# Goal of the exercise
Without changing a character, return the entries, but not the images they hold.

Dataset excerpts
— BEGIN —
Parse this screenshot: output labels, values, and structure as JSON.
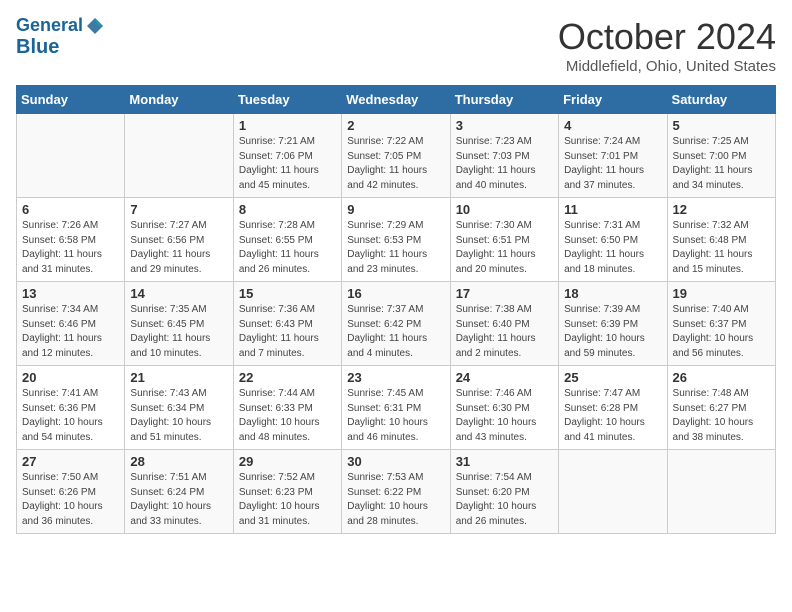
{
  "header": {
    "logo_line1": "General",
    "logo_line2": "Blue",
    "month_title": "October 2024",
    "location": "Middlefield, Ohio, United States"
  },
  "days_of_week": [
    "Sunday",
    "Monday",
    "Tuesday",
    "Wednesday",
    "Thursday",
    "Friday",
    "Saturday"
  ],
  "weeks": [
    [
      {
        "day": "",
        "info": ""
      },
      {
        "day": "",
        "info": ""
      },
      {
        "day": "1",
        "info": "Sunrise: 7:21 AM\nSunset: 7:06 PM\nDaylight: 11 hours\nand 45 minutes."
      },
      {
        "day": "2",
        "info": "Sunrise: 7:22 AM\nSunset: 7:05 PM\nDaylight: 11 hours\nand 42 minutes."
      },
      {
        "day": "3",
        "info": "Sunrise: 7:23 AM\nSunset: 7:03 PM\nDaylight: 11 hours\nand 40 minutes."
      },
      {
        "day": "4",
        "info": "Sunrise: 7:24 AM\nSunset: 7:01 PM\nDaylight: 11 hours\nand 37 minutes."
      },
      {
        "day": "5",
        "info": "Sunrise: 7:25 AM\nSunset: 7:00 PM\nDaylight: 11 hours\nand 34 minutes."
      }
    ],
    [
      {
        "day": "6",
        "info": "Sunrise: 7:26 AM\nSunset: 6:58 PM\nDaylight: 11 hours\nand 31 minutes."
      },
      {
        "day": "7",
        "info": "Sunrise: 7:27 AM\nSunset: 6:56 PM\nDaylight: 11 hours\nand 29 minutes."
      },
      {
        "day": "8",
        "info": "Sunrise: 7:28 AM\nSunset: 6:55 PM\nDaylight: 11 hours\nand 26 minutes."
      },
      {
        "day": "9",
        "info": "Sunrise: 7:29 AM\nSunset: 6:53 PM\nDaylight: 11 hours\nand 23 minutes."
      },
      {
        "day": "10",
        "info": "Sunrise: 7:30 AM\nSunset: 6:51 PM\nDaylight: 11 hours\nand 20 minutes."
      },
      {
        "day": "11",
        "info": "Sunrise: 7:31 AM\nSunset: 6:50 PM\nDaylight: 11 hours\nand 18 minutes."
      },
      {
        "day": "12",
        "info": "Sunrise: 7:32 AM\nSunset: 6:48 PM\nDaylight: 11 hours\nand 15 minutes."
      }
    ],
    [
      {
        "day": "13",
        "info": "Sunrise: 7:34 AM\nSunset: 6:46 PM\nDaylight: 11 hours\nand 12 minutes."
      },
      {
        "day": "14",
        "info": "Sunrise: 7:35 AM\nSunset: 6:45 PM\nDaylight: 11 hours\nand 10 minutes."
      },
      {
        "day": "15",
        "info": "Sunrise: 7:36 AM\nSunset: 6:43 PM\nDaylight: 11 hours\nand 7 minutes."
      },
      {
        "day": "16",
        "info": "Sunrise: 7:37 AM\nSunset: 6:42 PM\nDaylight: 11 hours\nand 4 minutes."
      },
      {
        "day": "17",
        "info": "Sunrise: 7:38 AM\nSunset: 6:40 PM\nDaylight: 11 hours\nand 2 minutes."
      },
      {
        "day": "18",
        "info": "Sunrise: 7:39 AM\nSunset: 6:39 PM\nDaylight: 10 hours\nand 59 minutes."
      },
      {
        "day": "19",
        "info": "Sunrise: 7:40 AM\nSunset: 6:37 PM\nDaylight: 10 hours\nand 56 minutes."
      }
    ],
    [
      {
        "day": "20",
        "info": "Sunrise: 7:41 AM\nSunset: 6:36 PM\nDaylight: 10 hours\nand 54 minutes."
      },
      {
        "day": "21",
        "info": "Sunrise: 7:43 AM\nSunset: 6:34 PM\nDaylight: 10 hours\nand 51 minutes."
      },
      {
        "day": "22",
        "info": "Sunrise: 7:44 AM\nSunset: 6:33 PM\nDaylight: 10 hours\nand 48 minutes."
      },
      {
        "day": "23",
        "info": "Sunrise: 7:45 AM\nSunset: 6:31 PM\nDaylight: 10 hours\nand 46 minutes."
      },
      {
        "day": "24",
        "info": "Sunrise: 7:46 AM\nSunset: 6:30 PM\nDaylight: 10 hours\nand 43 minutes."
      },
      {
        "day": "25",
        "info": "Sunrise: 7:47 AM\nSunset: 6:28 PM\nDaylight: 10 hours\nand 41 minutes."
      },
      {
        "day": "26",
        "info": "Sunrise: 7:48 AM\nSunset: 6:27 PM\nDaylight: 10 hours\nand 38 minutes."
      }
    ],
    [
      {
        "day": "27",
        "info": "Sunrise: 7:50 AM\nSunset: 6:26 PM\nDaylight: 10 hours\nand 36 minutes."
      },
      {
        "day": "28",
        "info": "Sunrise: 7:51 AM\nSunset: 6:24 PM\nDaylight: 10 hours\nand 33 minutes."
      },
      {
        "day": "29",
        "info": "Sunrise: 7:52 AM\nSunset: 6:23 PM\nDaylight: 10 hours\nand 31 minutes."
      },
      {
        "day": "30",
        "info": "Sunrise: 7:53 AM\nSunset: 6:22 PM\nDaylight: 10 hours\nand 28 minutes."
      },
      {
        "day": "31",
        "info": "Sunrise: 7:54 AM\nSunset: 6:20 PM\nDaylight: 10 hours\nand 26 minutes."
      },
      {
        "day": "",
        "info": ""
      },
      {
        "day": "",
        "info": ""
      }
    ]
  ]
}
— END —
# Task result
Parse this screenshot: output labels, values, and structure as JSON.
{
  "header": {
    "logo_line1": "General",
    "logo_line2": "Blue",
    "month_title": "October 2024",
    "location": "Middlefield, Ohio, United States"
  },
  "days_of_week": [
    "Sunday",
    "Monday",
    "Tuesday",
    "Wednesday",
    "Thursday",
    "Friday",
    "Saturday"
  ],
  "weeks": [
    [
      {
        "day": "",
        "info": ""
      },
      {
        "day": "",
        "info": ""
      },
      {
        "day": "1",
        "info": "Sunrise: 7:21 AM\nSunset: 7:06 PM\nDaylight: 11 hours\nand 45 minutes."
      },
      {
        "day": "2",
        "info": "Sunrise: 7:22 AM\nSunset: 7:05 PM\nDaylight: 11 hours\nand 42 minutes."
      },
      {
        "day": "3",
        "info": "Sunrise: 7:23 AM\nSunset: 7:03 PM\nDaylight: 11 hours\nand 40 minutes."
      },
      {
        "day": "4",
        "info": "Sunrise: 7:24 AM\nSunset: 7:01 PM\nDaylight: 11 hours\nand 37 minutes."
      },
      {
        "day": "5",
        "info": "Sunrise: 7:25 AM\nSunset: 7:00 PM\nDaylight: 11 hours\nand 34 minutes."
      }
    ],
    [
      {
        "day": "6",
        "info": "Sunrise: 7:26 AM\nSunset: 6:58 PM\nDaylight: 11 hours\nand 31 minutes."
      },
      {
        "day": "7",
        "info": "Sunrise: 7:27 AM\nSunset: 6:56 PM\nDaylight: 11 hours\nand 29 minutes."
      },
      {
        "day": "8",
        "info": "Sunrise: 7:28 AM\nSunset: 6:55 PM\nDaylight: 11 hours\nand 26 minutes."
      },
      {
        "day": "9",
        "info": "Sunrise: 7:29 AM\nSunset: 6:53 PM\nDaylight: 11 hours\nand 23 minutes."
      },
      {
        "day": "10",
        "info": "Sunrise: 7:30 AM\nSunset: 6:51 PM\nDaylight: 11 hours\nand 20 minutes."
      },
      {
        "day": "11",
        "info": "Sunrise: 7:31 AM\nSunset: 6:50 PM\nDaylight: 11 hours\nand 18 minutes."
      },
      {
        "day": "12",
        "info": "Sunrise: 7:32 AM\nSunset: 6:48 PM\nDaylight: 11 hours\nand 15 minutes."
      }
    ],
    [
      {
        "day": "13",
        "info": "Sunrise: 7:34 AM\nSunset: 6:46 PM\nDaylight: 11 hours\nand 12 minutes."
      },
      {
        "day": "14",
        "info": "Sunrise: 7:35 AM\nSunset: 6:45 PM\nDaylight: 11 hours\nand 10 minutes."
      },
      {
        "day": "15",
        "info": "Sunrise: 7:36 AM\nSunset: 6:43 PM\nDaylight: 11 hours\nand 7 minutes."
      },
      {
        "day": "16",
        "info": "Sunrise: 7:37 AM\nSunset: 6:42 PM\nDaylight: 11 hours\nand 4 minutes."
      },
      {
        "day": "17",
        "info": "Sunrise: 7:38 AM\nSunset: 6:40 PM\nDaylight: 11 hours\nand 2 minutes."
      },
      {
        "day": "18",
        "info": "Sunrise: 7:39 AM\nSunset: 6:39 PM\nDaylight: 10 hours\nand 59 minutes."
      },
      {
        "day": "19",
        "info": "Sunrise: 7:40 AM\nSunset: 6:37 PM\nDaylight: 10 hours\nand 56 minutes."
      }
    ],
    [
      {
        "day": "20",
        "info": "Sunrise: 7:41 AM\nSunset: 6:36 PM\nDaylight: 10 hours\nand 54 minutes."
      },
      {
        "day": "21",
        "info": "Sunrise: 7:43 AM\nSunset: 6:34 PM\nDaylight: 10 hours\nand 51 minutes."
      },
      {
        "day": "22",
        "info": "Sunrise: 7:44 AM\nSunset: 6:33 PM\nDaylight: 10 hours\nand 48 minutes."
      },
      {
        "day": "23",
        "info": "Sunrise: 7:45 AM\nSunset: 6:31 PM\nDaylight: 10 hours\nand 46 minutes."
      },
      {
        "day": "24",
        "info": "Sunrise: 7:46 AM\nSunset: 6:30 PM\nDaylight: 10 hours\nand 43 minutes."
      },
      {
        "day": "25",
        "info": "Sunrise: 7:47 AM\nSunset: 6:28 PM\nDaylight: 10 hours\nand 41 minutes."
      },
      {
        "day": "26",
        "info": "Sunrise: 7:48 AM\nSunset: 6:27 PM\nDaylight: 10 hours\nand 38 minutes."
      }
    ],
    [
      {
        "day": "27",
        "info": "Sunrise: 7:50 AM\nSunset: 6:26 PM\nDaylight: 10 hours\nand 36 minutes."
      },
      {
        "day": "28",
        "info": "Sunrise: 7:51 AM\nSunset: 6:24 PM\nDaylight: 10 hours\nand 33 minutes."
      },
      {
        "day": "29",
        "info": "Sunrise: 7:52 AM\nSunset: 6:23 PM\nDaylight: 10 hours\nand 31 minutes."
      },
      {
        "day": "30",
        "info": "Sunrise: 7:53 AM\nSunset: 6:22 PM\nDaylight: 10 hours\nand 28 minutes."
      },
      {
        "day": "31",
        "info": "Sunrise: 7:54 AM\nSunset: 6:20 PM\nDaylight: 10 hours\nand 26 minutes."
      },
      {
        "day": "",
        "info": ""
      },
      {
        "day": "",
        "info": ""
      }
    ]
  ]
}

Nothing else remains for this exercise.